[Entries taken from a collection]
>>>>>

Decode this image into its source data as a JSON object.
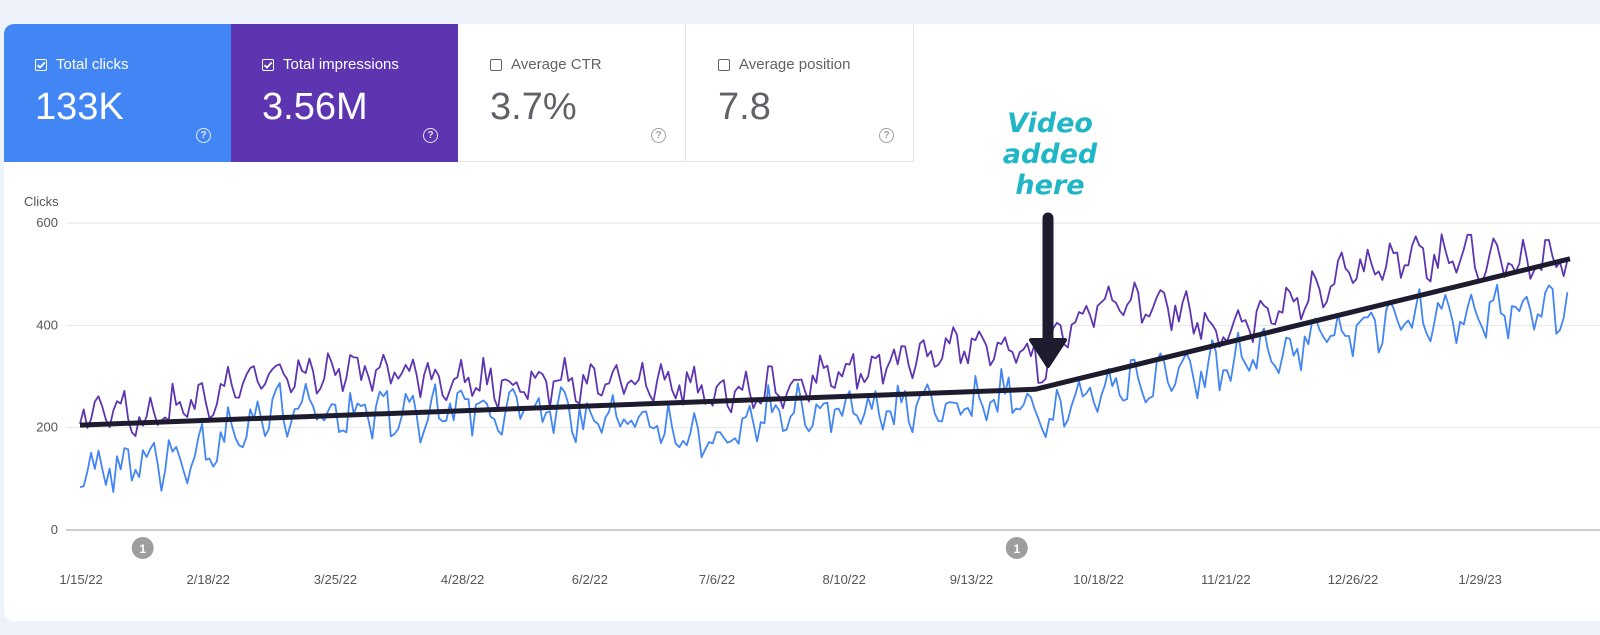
{
  "metrics": [
    {
      "label": "Total clicks",
      "value": "133K",
      "checked": true,
      "color": "#4285f4"
    },
    {
      "label": "Total impressions",
      "value": "3.56M",
      "checked": true,
      "color": "#5e35b1"
    },
    {
      "label": "Average CTR",
      "value": "3.7%",
      "checked": false,
      "color": "#ffffff"
    },
    {
      "label": "Average position",
      "value": "7.8",
      "checked": false,
      "color": "#ffffff"
    }
  ],
  "annotation": {
    "lines": [
      "Video",
      "added",
      "here"
    ],
    "color": "#1fb6c6"
  },
  "chart_data": {
    "type": "line",
    "ylabel": "Clicks",
    "ylim": [
      0,
      600
    ],
    "yticks": [
      0,
      200,
      400,
      600
    ],
    "grid": true,
    "x_tick_labels": [
      "1/15/22",
      "2/18/22",
      "3/25/22",
      "4/28/22",
      "6/2/22",
      "7/6/22",
      "8/10/22",
      "9/13/22",
      "10/18/22",
      "11/21/22",
      "12/26/22",
      "1/29/23"
    ],
    "x_range": [
      "1/15/22",
      "2/23/23"
    ],
    "event_markers": [
      {
        "date": "2/1/22",
        "label": "1"
      },
      {
        "date": "9/26/22",
        "label": "1"
      }
    ],
    "series": [
      {
        "key": "clicks",
        "color": "#4285f4",
        "x": [
          "1/15/22",
          "2/1/22",
          "2/18/22",
          "3/8/22",
          "3/25/22",
          "4/11/22",
          "4/28/22",
          "5/15/22",
          "6/2/22",
          "6/19/22",
          "7/6/22",
          "7/23/22",
          "8/10/22",
          "8/27/22",
          "9/13/22",
          "9/26/22",
          "10/2/22",
          "10/18/22",
          "11/4/22",
          "11/21/22",
          "12/8/22",
          "12/26/22",
          "1/12/23",
          "1/29/23",
          "2/23/23"
        ],
        "y": [
          115,
          130,
          160,
          225,
          235,
          230,
          240,
          235,
          225,
          200,
          175,
          235,
          240,
          235,
          240,
          265,
          205,
          280,
          290,
          315,
          355,
          395,
          420,
          430,
          430
        ]
      },
      {
        "key": "impressions",
        "color": "#5e35b1",
        "x": [
          "1/15/22",
          "2/1/22",
          "2/18/22",
          "3/8/22",
          "3/25/22",
          "4/11/22",
          "4/28/22",
          "5/15/22",
          "6/2/22",
          "6/19/22",
          "7/6/22",
          "7/23/22",
          "8/10/22",
          "8/27/22",
          "9/13/22",
          "9/26/22",
          "10/2/22",
          "10/18/22",
          "11/4/22",
          "11/21/22",
          "12/8/22",
          "12/26/22",
          "1/12/23",
          "1/29/23",
          "2/23/23"
        ],
        "y": [
          235,
          225,
          255,
          300,
          315,
          305,
          295,
          280,
          290,
          300,
          265,
          280,
          310,
          330,
          360,
          340,
          325,
          450,
          440,
          395,
          430,
          505,
          530,
          530,
          520
        ]
      },
      {
        "key": "trend",
        "color": "#1c1c2e",
        "x": [
          "1/15/22",
          "10/1/22",
          "2/23/23"
        ],
        "y": [
          205,
          275,
          530
        ]
      }
    ]
  }
}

<<<<<

## TASK BRIEF
Repeat the listing in full and exactly. Do not include any images.

## OUTPUT FOR THIS TASK
Decode this image into its source data as a JSON object.
{
  "metrics": [
    {
      "label": "Total clicks",
      "value": "133K",
      "checked": true,
      "color": "#4285f4"
    },
    {
      "label": "Total impressions",
      "value": "3.56M",
      "checked": true,
      "color": "#5e35b1"
    },
    {
      "label": "Average CTR",
      "value": "3.7%",
      "checked": false,
      "color": "#ffffff"
    },
    {
      "label": "Average position",
      "value": "7.8",
      "checked": false,
      "color": "#ffffff"
    }
  ],
  "annotation": {
    "lines": [
      "Video",
      "added",
      "here"
    ],
    "color": "#1fb6c6"
  },
  "chart_data": {
    "type": "line",
    "ylabel": "Clicks",
    "ylim": [
      0,
      600
    ],
    "yticks": [
      0,
      200,
      400,
      600
    ],
    "grid": true,
    "x_tick_labels": [
      "1/15/22",
      "2/18/22",
      "3/25/22",
      "4/28/22",
      "6/2/22",
      "7/6/22",
      "8/10/22",
      "9/13/22",
      "10/18/22",
      "11/21/22",
      "12/26/22",
      "1/29/23"
    ],
    "x_range": [
      "1/15/22",
      "2/23/23"
    ],
    "event_markers": [
      {
        "date": "2/1/22",
        "label": "1"
      },
      {
        "date": "9/26/22",
        "label": "1"
      }
    ],
    "series": [
      {
        "key": "clicks",
        "color": "#4285f4",
        "x": [
          "1/15/22",
          "2/1/22",
          "2/18/22",
          "3/8/22",
          "3/25/22",
          "4/11/22",
          "4/28/22",
          "5/15/22",
          "6/2/22",
          "6/19/22",
          "7/6/22",
          "7/23/22",
          "8/10/22",
          "8/27/22",
          "9/13/22",
          "9/26/22",
          "10/2/22",
          "10/18/22",
          "11/4/22",
          "11/21/22",
          "12/8/22",
          "12/26/22",
          "1/12/23",
          "1/29/23",
          "2/23/23"
        ],
        "y": [
          115,
          130,
          160,
          225,
          235,
          230,
          240,
          235,
          225,
          200,
          175,
          235,
          240,
          235,
          240,
          265,
          205,
          280,
          290,
          315,
          355,
          395,
          420,
          430,
          430
        ]
      },
      {
        "key": "impressions",
        "color": "#5e35b1",
        "x": [
          "1/15/22",
          "2/1/22",
          "2/18/22",
          "3/8/22",
          "3/25/22",
          "4/11/22",
          "4/28/22",
          "5/15/22",
          "6/2/22",
          "6/19/22",
          "7/6/22",
          "7/23/22",
          "8/10/22",
          "8/27/22",
          "9/13/22",
          "9/26/22",
          "10/2/22",
          "10/18/22",
          "11/4/22",
          "11/21/22",
          "12/8/22",
          "12/26/22",
          "1/12/23",
          "1/29/23",
          "2/23/23"
        ],
        "y": [
          235,
          225,
          255,
          300,
          315,
          305,
          295,
          280,
          290,
          300,
          265,
          280,
          310,
          330,
          360,
          340,
          325,
          450,
          440,
          395,
          430,
          505,
          530,
          530,
          520
        ]
      },
      {
        "key": "trend",
        "color": "#1c1c2e",
        "x": [
          "1/15/22",
          "10/1/22",
          "2/23/23"
        ],
        "y": [
          205,
          275,
          530
        ]
      }
    ]
  }
}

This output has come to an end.